[Data extracted from a collection]
****************************************

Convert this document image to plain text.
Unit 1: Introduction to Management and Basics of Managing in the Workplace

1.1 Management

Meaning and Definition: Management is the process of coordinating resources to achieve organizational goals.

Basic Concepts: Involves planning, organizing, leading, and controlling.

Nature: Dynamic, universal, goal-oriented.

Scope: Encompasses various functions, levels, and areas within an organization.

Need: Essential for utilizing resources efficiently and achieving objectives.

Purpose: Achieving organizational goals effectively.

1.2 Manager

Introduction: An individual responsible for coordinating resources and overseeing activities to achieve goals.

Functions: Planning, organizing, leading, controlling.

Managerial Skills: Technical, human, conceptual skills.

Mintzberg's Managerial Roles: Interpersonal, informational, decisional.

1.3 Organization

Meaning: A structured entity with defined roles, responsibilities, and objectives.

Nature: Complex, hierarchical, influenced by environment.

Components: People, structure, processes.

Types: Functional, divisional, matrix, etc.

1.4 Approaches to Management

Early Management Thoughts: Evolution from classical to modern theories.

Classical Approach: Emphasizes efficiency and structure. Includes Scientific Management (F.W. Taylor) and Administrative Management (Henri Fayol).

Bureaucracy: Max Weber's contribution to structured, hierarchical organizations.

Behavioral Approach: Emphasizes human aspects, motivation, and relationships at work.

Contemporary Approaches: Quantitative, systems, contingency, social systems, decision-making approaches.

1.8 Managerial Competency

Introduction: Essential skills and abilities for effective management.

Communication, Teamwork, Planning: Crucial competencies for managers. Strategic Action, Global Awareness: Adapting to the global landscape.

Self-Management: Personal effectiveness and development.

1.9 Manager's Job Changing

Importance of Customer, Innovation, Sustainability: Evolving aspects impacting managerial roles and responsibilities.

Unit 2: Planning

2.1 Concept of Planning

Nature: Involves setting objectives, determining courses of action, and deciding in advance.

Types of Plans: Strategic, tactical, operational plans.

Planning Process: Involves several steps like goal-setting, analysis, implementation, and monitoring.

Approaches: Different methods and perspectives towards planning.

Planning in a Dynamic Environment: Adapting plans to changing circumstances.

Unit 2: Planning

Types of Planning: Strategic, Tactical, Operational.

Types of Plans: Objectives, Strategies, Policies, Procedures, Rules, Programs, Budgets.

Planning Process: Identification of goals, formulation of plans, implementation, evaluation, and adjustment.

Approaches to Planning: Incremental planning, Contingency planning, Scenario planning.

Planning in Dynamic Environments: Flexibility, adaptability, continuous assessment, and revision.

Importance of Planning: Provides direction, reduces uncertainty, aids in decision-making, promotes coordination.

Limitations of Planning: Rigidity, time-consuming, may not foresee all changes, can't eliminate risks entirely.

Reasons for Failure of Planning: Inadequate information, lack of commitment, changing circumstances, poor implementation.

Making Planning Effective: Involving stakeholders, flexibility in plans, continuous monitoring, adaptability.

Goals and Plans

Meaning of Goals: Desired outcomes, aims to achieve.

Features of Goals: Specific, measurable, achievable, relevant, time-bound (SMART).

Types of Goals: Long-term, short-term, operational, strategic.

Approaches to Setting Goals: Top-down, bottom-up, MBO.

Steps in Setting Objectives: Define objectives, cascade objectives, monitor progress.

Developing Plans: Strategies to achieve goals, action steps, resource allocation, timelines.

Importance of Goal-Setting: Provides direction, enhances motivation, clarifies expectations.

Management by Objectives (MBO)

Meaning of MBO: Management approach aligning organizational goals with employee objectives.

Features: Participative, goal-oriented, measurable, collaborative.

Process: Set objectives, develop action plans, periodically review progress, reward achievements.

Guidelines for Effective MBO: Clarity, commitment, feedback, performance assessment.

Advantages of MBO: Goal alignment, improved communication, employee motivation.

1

****************************************

• WHAT YOU SHOULD DO: Determine how many lines of the listing above hold the word "organizational". Report that number without anything else.

• COMPLETED TASK: 3